• _WORK INSTRUCTIONS_:
Collect all lines from the listing that include the string "have".

Collection entries
==================================================

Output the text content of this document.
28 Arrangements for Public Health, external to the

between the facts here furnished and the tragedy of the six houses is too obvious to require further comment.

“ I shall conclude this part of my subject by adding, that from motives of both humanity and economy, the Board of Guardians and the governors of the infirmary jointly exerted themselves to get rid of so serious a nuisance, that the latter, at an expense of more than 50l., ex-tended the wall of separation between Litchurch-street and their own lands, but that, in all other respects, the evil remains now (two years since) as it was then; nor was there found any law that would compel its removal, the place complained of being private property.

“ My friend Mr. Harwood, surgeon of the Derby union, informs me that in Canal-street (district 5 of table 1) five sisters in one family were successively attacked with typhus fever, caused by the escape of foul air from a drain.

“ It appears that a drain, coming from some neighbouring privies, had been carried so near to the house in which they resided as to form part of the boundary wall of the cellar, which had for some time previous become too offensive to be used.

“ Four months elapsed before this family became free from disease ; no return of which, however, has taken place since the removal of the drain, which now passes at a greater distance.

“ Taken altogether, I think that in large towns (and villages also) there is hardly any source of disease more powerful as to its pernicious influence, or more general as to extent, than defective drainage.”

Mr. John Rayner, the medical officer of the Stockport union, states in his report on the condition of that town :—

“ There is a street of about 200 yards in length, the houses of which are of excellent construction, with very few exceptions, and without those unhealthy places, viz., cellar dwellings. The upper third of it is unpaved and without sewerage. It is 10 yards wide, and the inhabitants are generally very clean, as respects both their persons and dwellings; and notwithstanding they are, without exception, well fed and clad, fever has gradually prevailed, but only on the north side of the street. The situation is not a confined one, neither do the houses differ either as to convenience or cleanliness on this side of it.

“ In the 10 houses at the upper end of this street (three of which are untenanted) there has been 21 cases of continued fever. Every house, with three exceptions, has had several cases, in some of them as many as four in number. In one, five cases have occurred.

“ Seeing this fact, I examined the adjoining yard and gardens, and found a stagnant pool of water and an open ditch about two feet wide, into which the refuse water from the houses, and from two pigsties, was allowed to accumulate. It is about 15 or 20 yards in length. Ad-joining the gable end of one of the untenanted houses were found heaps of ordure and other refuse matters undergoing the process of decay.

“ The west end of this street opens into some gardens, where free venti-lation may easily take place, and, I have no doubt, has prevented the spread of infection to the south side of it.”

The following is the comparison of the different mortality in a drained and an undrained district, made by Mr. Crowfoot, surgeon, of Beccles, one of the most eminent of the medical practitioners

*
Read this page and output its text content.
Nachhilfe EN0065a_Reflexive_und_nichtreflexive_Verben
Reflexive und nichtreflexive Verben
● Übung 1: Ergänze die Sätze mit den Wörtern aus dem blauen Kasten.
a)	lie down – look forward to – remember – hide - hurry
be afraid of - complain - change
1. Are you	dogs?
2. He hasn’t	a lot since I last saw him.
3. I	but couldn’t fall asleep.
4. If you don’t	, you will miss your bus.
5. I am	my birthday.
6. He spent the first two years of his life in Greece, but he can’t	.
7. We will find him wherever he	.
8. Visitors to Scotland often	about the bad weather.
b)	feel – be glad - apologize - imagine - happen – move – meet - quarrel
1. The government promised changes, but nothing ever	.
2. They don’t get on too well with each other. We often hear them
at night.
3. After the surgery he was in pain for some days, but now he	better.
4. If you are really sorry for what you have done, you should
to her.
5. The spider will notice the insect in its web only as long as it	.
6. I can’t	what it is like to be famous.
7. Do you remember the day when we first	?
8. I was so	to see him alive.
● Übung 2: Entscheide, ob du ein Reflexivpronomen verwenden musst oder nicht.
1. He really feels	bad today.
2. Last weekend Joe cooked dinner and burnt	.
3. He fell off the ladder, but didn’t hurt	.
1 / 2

==================================================

• _PROBLEM SOLUTION_:
“ In the 10 houses at the upper end of this street (three of which are untenanted) there has been 21 cases of continued fever. Every house, with three exceptions, has had several cases, in some of them as many as four in number. In one, five cases have occurred.
“ The west end of this street opens into some gardens, where free venti-lation may easily take place, and, I have no doubt, has prevented the spread of infection to the south side of it.”
4. If you are really sorry for what you have done, you should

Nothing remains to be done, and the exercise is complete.